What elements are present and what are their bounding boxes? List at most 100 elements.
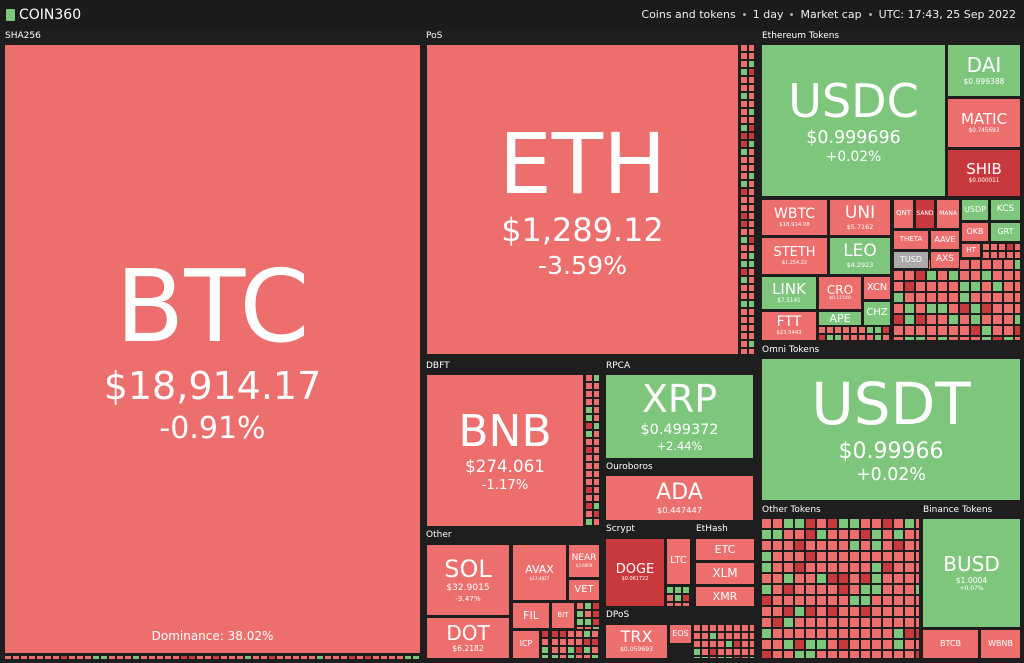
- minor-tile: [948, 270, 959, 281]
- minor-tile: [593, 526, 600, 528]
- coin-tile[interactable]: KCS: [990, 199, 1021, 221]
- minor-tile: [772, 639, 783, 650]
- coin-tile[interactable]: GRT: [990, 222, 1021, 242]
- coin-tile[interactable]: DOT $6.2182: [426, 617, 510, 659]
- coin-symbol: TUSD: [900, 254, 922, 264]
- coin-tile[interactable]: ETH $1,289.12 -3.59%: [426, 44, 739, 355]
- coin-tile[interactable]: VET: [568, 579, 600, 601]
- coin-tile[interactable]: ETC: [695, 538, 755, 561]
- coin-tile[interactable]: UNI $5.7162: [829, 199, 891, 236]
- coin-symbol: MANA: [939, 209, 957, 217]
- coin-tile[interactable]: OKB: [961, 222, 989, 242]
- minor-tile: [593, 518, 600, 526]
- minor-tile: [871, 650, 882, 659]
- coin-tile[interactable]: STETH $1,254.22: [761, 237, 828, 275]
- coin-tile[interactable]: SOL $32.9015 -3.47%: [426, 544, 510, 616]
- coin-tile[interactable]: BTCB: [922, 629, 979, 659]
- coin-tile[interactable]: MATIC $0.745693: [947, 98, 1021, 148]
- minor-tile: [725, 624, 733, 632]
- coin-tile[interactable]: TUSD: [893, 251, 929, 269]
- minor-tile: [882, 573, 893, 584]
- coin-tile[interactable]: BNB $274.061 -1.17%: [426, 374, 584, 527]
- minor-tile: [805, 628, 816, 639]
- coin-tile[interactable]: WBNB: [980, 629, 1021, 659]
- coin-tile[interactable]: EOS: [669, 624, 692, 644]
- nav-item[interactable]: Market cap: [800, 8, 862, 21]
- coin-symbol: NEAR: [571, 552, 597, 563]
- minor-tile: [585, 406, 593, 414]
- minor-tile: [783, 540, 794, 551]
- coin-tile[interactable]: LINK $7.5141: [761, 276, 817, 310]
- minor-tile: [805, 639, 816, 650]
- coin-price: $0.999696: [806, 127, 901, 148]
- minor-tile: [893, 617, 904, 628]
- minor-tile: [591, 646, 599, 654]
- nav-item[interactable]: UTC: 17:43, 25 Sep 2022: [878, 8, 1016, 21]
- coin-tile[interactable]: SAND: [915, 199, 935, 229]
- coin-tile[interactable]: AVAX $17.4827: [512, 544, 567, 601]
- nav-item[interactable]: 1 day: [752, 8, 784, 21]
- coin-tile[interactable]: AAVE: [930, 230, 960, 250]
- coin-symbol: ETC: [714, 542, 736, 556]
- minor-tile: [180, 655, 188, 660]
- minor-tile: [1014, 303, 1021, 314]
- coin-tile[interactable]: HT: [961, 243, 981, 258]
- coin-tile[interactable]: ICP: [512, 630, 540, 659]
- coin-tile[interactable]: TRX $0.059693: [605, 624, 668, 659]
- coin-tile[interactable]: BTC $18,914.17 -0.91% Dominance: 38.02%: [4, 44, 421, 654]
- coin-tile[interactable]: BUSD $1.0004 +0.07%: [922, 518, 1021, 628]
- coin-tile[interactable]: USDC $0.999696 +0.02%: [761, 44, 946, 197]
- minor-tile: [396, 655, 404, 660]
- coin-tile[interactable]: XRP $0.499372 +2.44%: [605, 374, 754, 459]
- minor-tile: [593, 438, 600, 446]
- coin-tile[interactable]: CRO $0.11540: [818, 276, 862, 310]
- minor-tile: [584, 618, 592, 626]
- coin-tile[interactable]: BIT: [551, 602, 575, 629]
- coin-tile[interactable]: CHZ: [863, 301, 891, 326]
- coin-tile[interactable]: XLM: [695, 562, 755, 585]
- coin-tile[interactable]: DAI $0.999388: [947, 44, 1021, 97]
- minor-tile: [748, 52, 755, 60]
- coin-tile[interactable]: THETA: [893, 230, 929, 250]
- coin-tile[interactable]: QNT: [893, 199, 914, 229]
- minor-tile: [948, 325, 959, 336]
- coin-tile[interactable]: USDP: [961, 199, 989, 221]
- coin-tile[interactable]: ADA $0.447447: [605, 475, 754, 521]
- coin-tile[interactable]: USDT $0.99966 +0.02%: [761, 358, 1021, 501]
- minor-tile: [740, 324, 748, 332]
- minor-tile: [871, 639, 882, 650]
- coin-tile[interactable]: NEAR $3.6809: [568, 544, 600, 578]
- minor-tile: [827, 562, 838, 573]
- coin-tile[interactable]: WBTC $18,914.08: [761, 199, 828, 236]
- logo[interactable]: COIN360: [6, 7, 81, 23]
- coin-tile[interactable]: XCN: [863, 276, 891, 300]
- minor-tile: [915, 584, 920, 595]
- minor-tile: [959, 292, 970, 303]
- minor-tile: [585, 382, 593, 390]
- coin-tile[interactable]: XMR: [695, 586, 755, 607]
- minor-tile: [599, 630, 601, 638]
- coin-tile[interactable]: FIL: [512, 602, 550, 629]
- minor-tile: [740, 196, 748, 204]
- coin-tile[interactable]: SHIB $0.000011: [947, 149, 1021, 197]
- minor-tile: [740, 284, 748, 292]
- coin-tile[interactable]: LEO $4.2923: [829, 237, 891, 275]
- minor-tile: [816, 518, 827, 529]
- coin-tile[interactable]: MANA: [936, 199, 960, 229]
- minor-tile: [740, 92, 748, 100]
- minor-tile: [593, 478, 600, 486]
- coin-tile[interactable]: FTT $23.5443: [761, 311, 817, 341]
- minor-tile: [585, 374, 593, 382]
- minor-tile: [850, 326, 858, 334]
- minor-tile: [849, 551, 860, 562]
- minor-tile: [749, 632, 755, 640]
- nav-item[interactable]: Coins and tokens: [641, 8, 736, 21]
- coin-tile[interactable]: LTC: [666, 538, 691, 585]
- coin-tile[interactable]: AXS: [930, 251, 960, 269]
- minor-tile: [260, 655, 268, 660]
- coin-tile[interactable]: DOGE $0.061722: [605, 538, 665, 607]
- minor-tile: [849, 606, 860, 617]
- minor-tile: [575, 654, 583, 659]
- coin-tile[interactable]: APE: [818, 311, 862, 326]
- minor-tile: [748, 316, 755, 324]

════════════════

- STATED GOAL -
Print the entries above line for line without changing anything, and leave out the picture.

- RESULT -
What elements are present and what are their bounding boxes? List at most 100 elements.
- minor-tile: [948, 270, 959, 281]
- minor-tile: [593, 526, 600, 528]
- coin-tile[interactable]: KCS: [990, 199, 1021, 221]
- minor-tile: [772, 639, 783, 650]
- coin-tile[interactable]: GRT: [990, 222, 1021, 242]
- coin-tile[interactable]: DOT $6.2182: [426, 617, 510, 659]
- coin-symbol: TUSD: [900, 254, 922, 264]
- coin-tile[interactable]: ETH $1,289.12 -3.59%: [426, 44, 739, 355]
- coin-tile[interactable]: VET: [568, 579, 600, 601]
- coin-tile[interactable]: ETC: [695, 538, 755, 561]
- coin-tile[interactable]: UNI $5.7162: [829, 199, 891, 236]
- coin-symbol: MANA: [939, 209, 957, 217]
- coin-tile[interactable]: OKB: [961, 222, 989, 242]
- minor-tile: [593, 518, 600, 526]
- minor-tile: [871, 650, 882, 659]
- coin-tile[interactable]: STETH $1,254.22: [761, 237, 828, 275]
- coin-tile[interactable]: SOL $32.9015 -3.47%: [426, 544, 510, 616]
- coin-tile[interactable]: BTCB: [922, 629, 979, 659]
- coin-tile[interactable]: MATIC $0.745693: [947, 98, 1021, 148]
- minor-tile: [725, 624, 733, 632]
- coin-tile[interactable]: TUSD: [893, 251, 929, 269]
- minor-tile: [882, 573, 893, 584]
- coin-tile[interactable]: BNB $274.061 -1.17%: [426, 374, 584, 527]
- minor-tile: [805, 628, 816, 639]
- coin-tile[interactable]: WBNB: [980, 629, 1021, 659]
- coin-tile[interactable]: EOS: [669, 624, 692, 644]
- nav-item[interactable]: Market cap: [800, 8, 862, 21]
- coin-symbol: NEAR: [571, 552, 597, 563]
- minor-tile: [585, 406, 593, 414]
- minor-tile: [783, 540, 794, 551]
- coin-tile[interactable]: LINK $7.5141: [761, 276, 817, 310]
- minor-tile: [805, 639, 816, 650]
- coin-price: $0.999696: [806, 127, 901, 148]
- minor-tile: [893, 617, 904, 628]
- minor-tile: [591, 646, 599, 654]
- nav-item[interactable]: UTC: 17:43, 25 Sep 2022: [878, 8, 1016, 21]
- coin-tile[interactable]: SAND: [915, 199, 935, 229]
- coin-tile[interactable]: AVAX $17.4827: [512, 544, 567, 601]
- nav-item[interactable]: 1 day: [752, 8, 784, 21]
- coin-tile[interactable]: AAVE: [930, 230, 960, 250]
- coin-symbol: ETC: [714, 542, 736, 556]
- minor-tile: [180, 655, 188, 660]
- minor-tile: [1014, 303, 1021, 314]
- coin-tile[interactable]: HT: [961, 243, 981, 258]
- coin-tile[interactable]: ICP: [512, 630, 540, 659]
- coin-tile[interactable]: TRX $0.059693: [605, 624, 668, 659]
- coin-tile[interactable]: BTC $18,914.17 -0.91% Dominance: 38.02%: [4, 44, 421, 654]
- coin-tile[interactable]: BUSD $1.0004 +0.07%: [922, 518, 1021, 628]
- coin-tile[interactable]: USDC $0.999696 +0.02%: [761, 44, 946, 197]
- minor-tile: [396, 655, 404, 660]
- coin-tile[interactable]: XRP $0.499372 +2.44%: [605, 374, 754, 459]
- minor-tile: [593, 438, 600, 446]
- coin-tile[interactable]: CRO $0.11540: [818, 276, 862, 310]
- minor-tile: [584, 618, 592, 626]
- coin-tile[interactable]: BIT: [551, 602, 575, 629]
- coin-tile[interactable]: CHZ: [863, 301, 891, 326]
- coin-tile[interactable]: XLM: [695, 562, 755, 585]
- coin-tile[interactable]: DAI $0.999388: [947, 44, 1021, 97]
- minor-tile: [748, 52, 755, 60]
- coin-tile[interactable]: THETA: [893, 230, 929, 250]
- coin-tile[interactable]: QNT: [893, 199, 914, 229]
- minor-tile: [948, 325, 959, 336]
- coin-tile[interactable]: USDP: [961, 199, 989, 221]
- coin-tile[interactable]: ADA $0.447447: [605, 475, 754, 521]
- coin-tile[interactable]: USDT $0.99966 +0.02%: [761, 358, 1021, 501]
- minor-tile: [740, 324, 748, 332]
- minor-tile: [871, 639, 882, 650]
- coin-tile[interactable]: NEAR $3.6809: [568, 544, 600, 578]
- minor-tile: [827, 562, 838, 573]
- coin-tile[interactable]: WBTC $18,914.08: [761, 199, 828, 236]
- logo[interactable]: COIN360: [6, 7, 81, 23]
- coin-tile[interactable]: XCN: [863, 276, 891, 300]
- minor-tile: [915, 584, 920, 595]
- minor-tile: [959, 292, 970, 303]
- minor-tile: [585, 382, 593, 390]
- coin-tile[interactable]: XMR: [695, 586, 755, 607]
- minor-tile: [599, 630, 601, 638]
- coin-tile[interactable]: FIL: [512, 602, 550, 629]
- minor-tile: [740, 196, 748, 204]
- coin-tile[interactable]: SHIB $0.000011: [947, 149, 1021, 197]
- minor-tile: [740, 284, 748, 292]
- coin-tile[interactable]: LEO $4.2923: [829, 237, 891, 275]
- minor-tile: [816, 518, 827, 529]
- coin-tile[interactable]: MANA: [936, 199, 960, 229]
- minor-tile: [740, 92, 748, 100]
- minor-tile: [593, 478, 600, 486]
- coin-tile[interactable]: FTT $23.5443: [761, 311, 817, 341]
- minor-tile: [585, 374, 593, 382]
- minor-tile: [850, 326, 858, 334]
- minor-tile: [849, 551, 860, 562]
- minor-tile: [749, 632, 755, 640]
- nav-item[interactable]: Coins and tokens: [641, 8, 736, 21]
- coin-tile[interactable]: LTC: [666, 538, 691, 585]
- coin-tile[interactable]: AXS: [930, 251, 960, 269]
- minor-tile: [260, 655, 268, 660]
- coin-tile[interactable]: DOGE $0.061722: [605, 538, 665, 607]
- minor-tile: [849, 606, 860, 617]
- minor-tile: [575, 654, 583, 659]
- coin-tile[interactable]: APE: [818, 311, 862, 326]
- minor-tile: [748, 316, 755, 324]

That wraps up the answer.